### WHAT THE EXERCISE ASKS
Once the records below have been read, copy them all out exactly.

### RECORD SET
BEGIN
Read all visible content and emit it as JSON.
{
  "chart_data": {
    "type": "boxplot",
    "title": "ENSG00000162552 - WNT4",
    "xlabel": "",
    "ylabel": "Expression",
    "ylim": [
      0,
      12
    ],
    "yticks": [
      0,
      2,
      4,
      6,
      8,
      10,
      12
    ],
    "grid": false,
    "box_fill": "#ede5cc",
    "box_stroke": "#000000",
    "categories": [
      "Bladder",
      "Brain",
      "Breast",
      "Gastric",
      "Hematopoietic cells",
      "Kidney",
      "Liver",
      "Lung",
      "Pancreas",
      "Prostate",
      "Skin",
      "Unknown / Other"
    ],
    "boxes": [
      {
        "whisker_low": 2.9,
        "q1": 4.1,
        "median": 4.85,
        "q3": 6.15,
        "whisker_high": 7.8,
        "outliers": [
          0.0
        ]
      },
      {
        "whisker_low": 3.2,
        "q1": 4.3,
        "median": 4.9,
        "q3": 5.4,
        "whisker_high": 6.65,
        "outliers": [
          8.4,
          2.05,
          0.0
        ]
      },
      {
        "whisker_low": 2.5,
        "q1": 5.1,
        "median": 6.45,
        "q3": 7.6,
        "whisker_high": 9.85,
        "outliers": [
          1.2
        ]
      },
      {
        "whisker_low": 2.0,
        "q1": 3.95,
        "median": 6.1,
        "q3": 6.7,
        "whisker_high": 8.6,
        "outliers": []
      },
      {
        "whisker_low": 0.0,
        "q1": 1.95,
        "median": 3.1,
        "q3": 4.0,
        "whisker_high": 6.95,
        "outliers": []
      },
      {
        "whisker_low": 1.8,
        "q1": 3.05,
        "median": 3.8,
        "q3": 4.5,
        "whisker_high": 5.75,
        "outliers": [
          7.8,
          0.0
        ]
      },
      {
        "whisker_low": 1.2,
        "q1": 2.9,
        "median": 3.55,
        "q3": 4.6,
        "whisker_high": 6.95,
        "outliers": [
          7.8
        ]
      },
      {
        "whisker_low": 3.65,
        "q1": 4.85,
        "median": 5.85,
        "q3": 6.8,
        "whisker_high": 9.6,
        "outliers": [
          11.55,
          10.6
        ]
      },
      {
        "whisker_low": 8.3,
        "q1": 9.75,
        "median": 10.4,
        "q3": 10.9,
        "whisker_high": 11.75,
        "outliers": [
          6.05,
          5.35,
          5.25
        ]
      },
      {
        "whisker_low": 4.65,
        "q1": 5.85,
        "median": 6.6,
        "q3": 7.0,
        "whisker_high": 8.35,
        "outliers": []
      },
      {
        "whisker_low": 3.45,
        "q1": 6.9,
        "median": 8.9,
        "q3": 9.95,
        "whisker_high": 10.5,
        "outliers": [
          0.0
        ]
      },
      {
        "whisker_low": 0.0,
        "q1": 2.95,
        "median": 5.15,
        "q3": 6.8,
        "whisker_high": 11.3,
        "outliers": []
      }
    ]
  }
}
END
### SOLUTION BELOW
Read all visible content and emit it as JSON.
{
  "chart_data": {
    "type": "boxplot",
    "title": "ENSG00000162552 - WNT4",
    "xlabel": "",
    "ylabel": "Expression",
    "ylim": [
      0,
      12
    ],
    "yticks": [
      0,
      2,
      4,
      6,
      8,
      10,
      12
    ],
    "grid": false,
    "box_fill": "#ede5cc",
    "box_stroke": "#000000",
    "categories": [
      "Bladder",
      "Brain",
      "Breast",
      "Gastric",
      "Hematopoietic cells",
      "Kidney",
      "Liver",
      "Lung",
      "Pancreas",
      "Prostate",
      "Skin",
      "Unknown / Other"
    ],
    "boxes": [
      {
        "whisker_low": 2.9,
        "q1": 4.1,
        "median": 4.85,
        "q3": 6.15,
        "whisker_high": 7.8,
        "outliers": [
          0.0
        ]
      },
      {
        "whisker_low": 3.2,
        "q1": 4.3,
        "median": 4.9,
        "q3": 5.4,
        "whisker_high": 6.65,
        "outliers": [
          8.4,
          2.05,
          0.0
        ]
      },
      {
        "whisker_low": 2.5,
        "q1": 5.1,
        "median": 6.45,
        "q3": 7.6,
        "whisker_high": 9.85,
        "outliers": [
          1.2
        ]
      },
      {
        "whisker_low": 2.0,
        "q1": 3.95,
        "median": 6.1,
        "q3": 6.7,
        "whisker_high": 8.6,
        "outliers": []
      },
      {
        "whisker_low": 0.0,
        "q1": 1.95,
        "median": 3.1,
        "q3": 4.0,
        "whisker_high": 6.95,
        "outliers": []
      },
      {
        "whisker_low": 1.8,
        "q1": 3.05,
        "median": 3.8,
        "q3": 4.5,
        "whisker_high": 5.75,
        "outliers": [
          7.8,
          0.0
        ]
      },
      {
        "whisker_low": 1.2,
        "q1": 2.9,
        "median": 3.55,
        "q3": 4.6,
        "whisker_high": 6.95,
        "outliers": [
          7.8
        ]
      },
      {
        "whisker_low": 3.65,
        "q1": 4.85,
        "median": 5.85,
        "q3": 6.8,
        "whisker_high": 9.6,
        "outliers": [
          11.55,
          10.6
        ]
      },
      {
        "whisker_low": 8.3,
        "q1": 9.75,
        "median": 10.4,
        "q3": 10.9,
        "whisker_high": 11.75,
        "outliers": [
          6.05,
          5.35,
          5.25
        ]
      },
      {
        "whisker_low": 4.65,
        "q1": 5.85,
        "median": 6.6,
        "q3": 7.0,
        "whisker_high": 8.35,
        "outliers": []
      },
      {
        "whisker_low": 3.45,
        "q1": 6.9,
        "median": 8.9,
        "q3": 9.95,
        "whisker_high": 10.5,
        "outliers": [
          0.0
        ]
      },
      {
        "whisker_low": 0.0,
        "q1": 2.95,
        "median": 5.15,
        "q3": 6.8,
        "whisker_high": 11.3,
        "outliers": []
      }
    ]
  }
}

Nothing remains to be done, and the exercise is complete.